-- start of Records --

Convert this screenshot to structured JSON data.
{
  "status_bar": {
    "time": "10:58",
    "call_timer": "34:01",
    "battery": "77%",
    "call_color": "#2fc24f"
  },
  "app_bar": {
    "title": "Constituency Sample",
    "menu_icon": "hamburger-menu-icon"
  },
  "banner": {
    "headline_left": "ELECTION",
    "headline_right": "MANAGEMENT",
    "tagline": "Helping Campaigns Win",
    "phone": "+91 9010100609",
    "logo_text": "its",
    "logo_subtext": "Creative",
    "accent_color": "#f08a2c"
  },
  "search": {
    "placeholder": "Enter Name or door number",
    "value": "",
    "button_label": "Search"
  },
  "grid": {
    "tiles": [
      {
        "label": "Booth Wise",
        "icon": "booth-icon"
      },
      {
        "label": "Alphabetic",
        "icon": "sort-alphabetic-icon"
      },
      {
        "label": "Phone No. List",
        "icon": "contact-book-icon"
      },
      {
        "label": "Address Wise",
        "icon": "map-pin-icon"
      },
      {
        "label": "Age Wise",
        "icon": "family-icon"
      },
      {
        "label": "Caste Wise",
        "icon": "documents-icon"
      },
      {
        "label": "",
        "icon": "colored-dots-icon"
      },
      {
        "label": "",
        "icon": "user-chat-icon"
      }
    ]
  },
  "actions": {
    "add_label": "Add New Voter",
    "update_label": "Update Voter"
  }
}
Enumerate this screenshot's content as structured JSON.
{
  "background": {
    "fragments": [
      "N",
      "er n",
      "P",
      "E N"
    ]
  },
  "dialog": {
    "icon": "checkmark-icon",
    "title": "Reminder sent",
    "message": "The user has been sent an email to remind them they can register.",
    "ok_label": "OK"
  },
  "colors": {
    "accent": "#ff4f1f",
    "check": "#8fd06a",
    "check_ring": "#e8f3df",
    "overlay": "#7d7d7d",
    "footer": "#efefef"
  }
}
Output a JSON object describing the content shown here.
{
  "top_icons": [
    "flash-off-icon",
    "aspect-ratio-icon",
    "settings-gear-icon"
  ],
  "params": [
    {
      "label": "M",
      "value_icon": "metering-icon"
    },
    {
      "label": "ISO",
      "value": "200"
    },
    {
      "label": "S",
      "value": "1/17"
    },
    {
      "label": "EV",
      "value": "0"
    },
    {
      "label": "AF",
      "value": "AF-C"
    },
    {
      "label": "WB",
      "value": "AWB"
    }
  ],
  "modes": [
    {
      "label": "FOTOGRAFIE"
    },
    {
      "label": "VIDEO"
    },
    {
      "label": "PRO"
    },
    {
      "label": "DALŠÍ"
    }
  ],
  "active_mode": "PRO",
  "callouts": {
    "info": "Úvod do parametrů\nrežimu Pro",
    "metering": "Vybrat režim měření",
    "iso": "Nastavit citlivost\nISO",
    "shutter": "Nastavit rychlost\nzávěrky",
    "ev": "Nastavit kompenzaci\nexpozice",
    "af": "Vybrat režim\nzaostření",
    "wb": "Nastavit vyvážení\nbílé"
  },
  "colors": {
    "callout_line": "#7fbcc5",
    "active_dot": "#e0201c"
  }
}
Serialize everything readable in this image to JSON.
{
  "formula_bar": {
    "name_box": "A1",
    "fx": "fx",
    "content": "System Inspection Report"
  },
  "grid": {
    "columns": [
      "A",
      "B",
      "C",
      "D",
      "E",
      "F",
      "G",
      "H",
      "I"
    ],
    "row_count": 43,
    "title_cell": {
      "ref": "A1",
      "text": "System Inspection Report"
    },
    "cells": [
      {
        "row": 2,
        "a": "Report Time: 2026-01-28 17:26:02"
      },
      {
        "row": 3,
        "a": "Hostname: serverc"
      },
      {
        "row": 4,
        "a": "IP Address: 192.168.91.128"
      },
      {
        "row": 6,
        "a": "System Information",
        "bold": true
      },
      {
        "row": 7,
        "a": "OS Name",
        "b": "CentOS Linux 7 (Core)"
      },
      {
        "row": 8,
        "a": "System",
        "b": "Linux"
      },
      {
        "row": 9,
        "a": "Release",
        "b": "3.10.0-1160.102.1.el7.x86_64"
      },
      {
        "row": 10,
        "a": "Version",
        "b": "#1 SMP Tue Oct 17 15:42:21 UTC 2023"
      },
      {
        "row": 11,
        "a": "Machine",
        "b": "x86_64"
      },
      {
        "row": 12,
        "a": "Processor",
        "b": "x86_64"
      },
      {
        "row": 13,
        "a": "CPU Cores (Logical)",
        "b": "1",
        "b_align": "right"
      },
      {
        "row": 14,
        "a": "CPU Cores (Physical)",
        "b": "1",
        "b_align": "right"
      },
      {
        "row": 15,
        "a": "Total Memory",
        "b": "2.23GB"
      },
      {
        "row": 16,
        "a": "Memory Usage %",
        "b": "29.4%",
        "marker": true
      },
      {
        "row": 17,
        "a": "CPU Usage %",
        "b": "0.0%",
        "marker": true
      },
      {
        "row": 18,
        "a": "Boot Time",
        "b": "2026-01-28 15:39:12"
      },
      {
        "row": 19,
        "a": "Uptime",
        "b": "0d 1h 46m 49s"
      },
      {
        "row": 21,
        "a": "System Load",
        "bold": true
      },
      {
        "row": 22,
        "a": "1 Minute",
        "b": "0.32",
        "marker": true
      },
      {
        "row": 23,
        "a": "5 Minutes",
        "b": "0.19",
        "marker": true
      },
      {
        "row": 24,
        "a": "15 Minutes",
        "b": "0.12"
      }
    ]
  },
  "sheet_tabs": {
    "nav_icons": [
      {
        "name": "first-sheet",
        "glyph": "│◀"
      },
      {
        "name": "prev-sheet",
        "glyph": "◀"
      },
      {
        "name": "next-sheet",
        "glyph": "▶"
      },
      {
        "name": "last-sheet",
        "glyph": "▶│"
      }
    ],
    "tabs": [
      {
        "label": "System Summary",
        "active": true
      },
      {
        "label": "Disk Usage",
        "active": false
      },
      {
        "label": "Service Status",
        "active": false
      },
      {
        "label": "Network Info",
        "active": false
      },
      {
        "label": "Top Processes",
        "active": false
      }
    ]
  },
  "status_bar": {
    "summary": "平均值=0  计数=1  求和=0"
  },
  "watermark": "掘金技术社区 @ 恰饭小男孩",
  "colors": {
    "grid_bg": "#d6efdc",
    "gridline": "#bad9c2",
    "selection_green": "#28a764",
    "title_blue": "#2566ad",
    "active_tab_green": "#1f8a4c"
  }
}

-- end of Records --

- [Set problem]: Write out all records exactly, keeping every detail.

- [Full output]:
Convert this screenshot to structured JSON data.
{
  "status_bar": {
    "time": "10:58",
    "call_timer": "34:01",
    "battery": "77%",
    "call_color": "#2fc24f"
  },
  "app_bar": {
    "title": "Constituency Sample",
    "menu_icon": "hamburger-menu-icon"
  },
  "banner": {
    "headline_left": "ELECTION",
    "headline_right": "MANAGEMENT",
    "tagline": "Helping Campaigns Win",
    "phone": "+91 9010100609",
    "logo_text": "its",
    "logo_subtext": "Creative",
    "accent_color": "#f08a2c"
  },
  "search": {
    "placeholder": "Enter Name or door number",
    "value": "",
    "button_label": "Search"
  },
  "grid": {
    "tiles": [
      {
        "label": "Booth Wise",
        "icon": "booth-icon"
      },
      {
        "label": "Alphabetic",
        "icon": "sort-alphabetic-icon"
      },
      {
        "label": "Phone No. List",
        "icon": "contact-book-icon"
      },
      {
        "label": "Address Wise",
        "icon": "map-pin-icon"
      },
      {
        "label": "Age Wise",
        "icon": "family-icon"
      },
      {
        "label": "Caste Wise",
        "icon": "documents-icon"
      },
      {
        "label": "",
        "icon": "colored-dots-icon"
      },
      {
        "label": "",
        "icon": "user-chat-icon"
      }
    ]
  },
  "actions": {
    "add_label": "Add New Voter",
    "update_label": "Update Voter"
  }
}
Enumerate this screenshot's content as structured JSON.
{
  "background": {
    "fragments": [
      "N",
      "er n",
      "P",
      "E N"
    ]
  },
  "dialog": {
    "icon": "checkmark-icon",
    "title": "Reminder sent",
    "message": "The user has been sent an email to remind them they can register.",
    "ok_label": "OK"
  },
  "colors": {
    "accent": "#ff4f1f",
    "check": "#8fd06a",
    "check_ring": "#e8f3df",
    "overlay": "#7d7d7d",
    "footer": "#efefef"
  }
}
Output a JSON object describing the content shown here.
{
  "top_icons": [
    "flash-off-icon",
    "aspect-ratio-icon",
    "settings-gear-icon"
  ],
  "params": [
    {
      "label": "M",
      "value_icon": "metering-icon"
    },
    {
      "label": "ISO",
      "value": "200"
    },
    {
      "label": "S",
      "value": "1/17"
    },
    {
      "label": "EV",
      "value": "0"
    },
    {
      "label": "AF",
      "value": "AF-C"
    },
    {
      "label": "WB",
      "value": "AWB"
    }
  ],
  "modes": [
    {
      "label": "FOTOGRAFIE"
    },
    {
      "label": "VIDEO"
    },
    {
      "label": "PRO"
    },
    {
      "label": "DALŠÍ"
    }
  ],
  "active_mode": "PRO",
  "callouts": {
    "info": "Úvod do parametrů\nrežimu Pro",
    "metering": "Vybrat režim měření",
    "iso": "Nastavit citlivost\nISO",
    "shutter": "Nastavit rychlost\nzávěrky",
    "ev": "Nastavit kompenzaci\nexpozice",
    "af": "Vybrat režim\nzaostření",
    "wb": "Nastavit vyvážení\nbílé"
  },
  "colors": {
    "callout_line": "#7fbcc5",
    "active_dot": "#e0201c"
  }
}
Serialize everything readable in this image to JSON.
{
  "formula_bar": {
    "name_box": "A1",
    "fx": "fx",
    "content": "System Inspection Report"
  },
  "grid": {
    "columns": [
      "A",
      "B",
      "C",
      "D",
      "E",
      "F",
      "G",
      "H",
      "I"
    ],
    "row_count": 43,
    "title_cell": {
      "ref": "A1",
      "text": "System Inspection Report"
    },
    "cells": [
      {
        "row": 2,
        "a": "Report Time: 2026-01-28 17:26:02"
      },
      {
        "row": 3,
        "a": "Hostname: serverc"
      },
      {
        "row": 4,
        "a": "IP Address: 192.168.91.128"
      },
      {
        "row": 6,
        "a": "System Information",
        "bold": true
      },
      {
        "row": 7,
        "a": "OS Name",
        "b": "CentOS Linux 7 (Core)"
      },
      {
        "row": 8,
        "a": "System",
        "b": "Linux"
      },
      {
        "row": 9,
        "a": "Release",
        "b": "3.10.0-1160.102.1.el7.x86_64"
      },
      {
        "row": 10,
        "a": "Version",
        "b": "#1 SMP Tue Oct 17 15:42:21 UTC 2023"
      },
      {
        "row": 11,
        "a": "Machine",
        "b": "x86_64"
      },
      {
        "row": 12,
        "a": "Processor",
        "b": "x86_64"
      },
      {
        "row": 13,
        "a": "CPU Cores (Logical)",
        "b": "1",
        "b_align": "right"
      },
      {
        "row": 14,
        "a": "CPU Cores (Physical)",
        "b": "1",
        "b_align": "right"
      },
      {
        "row": 15,
        "a": "Total Memory",
        "b": "2.23GB"
      },
      {
        "row": 16,
        "a": "Memory Usage %",
        "b": "29.4%",
        "marker": true
      },
      {
        "row": 17,
        "a": "CPU Usage %",
        "b": "0.0%",
        "marker": true
      },
      {
        "row": 18,
        "a": "Boot Time",
        "b": "2026-01-28 15:39:12"
      },
      {
        "row": 19,
        "a": "Uptime",
        "b": "0d 1h 46m 49s"
      },
      {
        "row": 21,
        "a": "System Load",
        "bold": true
      },
      {
        "row": 22,
        "a": "1 Minute",
        "b": "0.32",
        "marker": true
      },
      {
        "row": 23,
        "a": "5 Minutes",
        "b": "0.19",
        "marker": true
      },
      {
        "row": 24,
        "a": "15 Minutes",
        "b": "0.12"
      }
    ]
  },
  "sheet_tabs": {
    "nav_icons": [
      {
        "name": "first-sheet",
        "glyph": "│◀"
      },
      {
        "name": "prev-sheet",
        "glyph": "◀"
      },
      {
        "name": "next-sheet",
        "glyph": "▶"
      },
      {
        "name": "last-sheet",
        "glyph": "▶│"
      }
    ],
    "tabs": [
      {
        "label": "System Summary",
        "active": true
      },
      {
        "label": "Disk Usage",
        "active": false
      },
      {
        "label": "Service Status",
        "active": false
      },
      {
        "label": "Network Info",
        "active": false
      },
      {
        "label": "Top Processes",
        "active": false
      }
    ]
  },
  "status_bar": {
    "summary": "平均值=0  计数=1  求和=0"
  },
  "watermark": "掘金技术社区 @ 恰饭小男孩",
  "colors": {
    "grid_bg": "#d6efdc",
    "gridline": "#bad9c2",
    "selection_green": "#28a764",
    "title_blue": "#2566ad",
    "active_tab_green": "#1f8a4c"
  }
}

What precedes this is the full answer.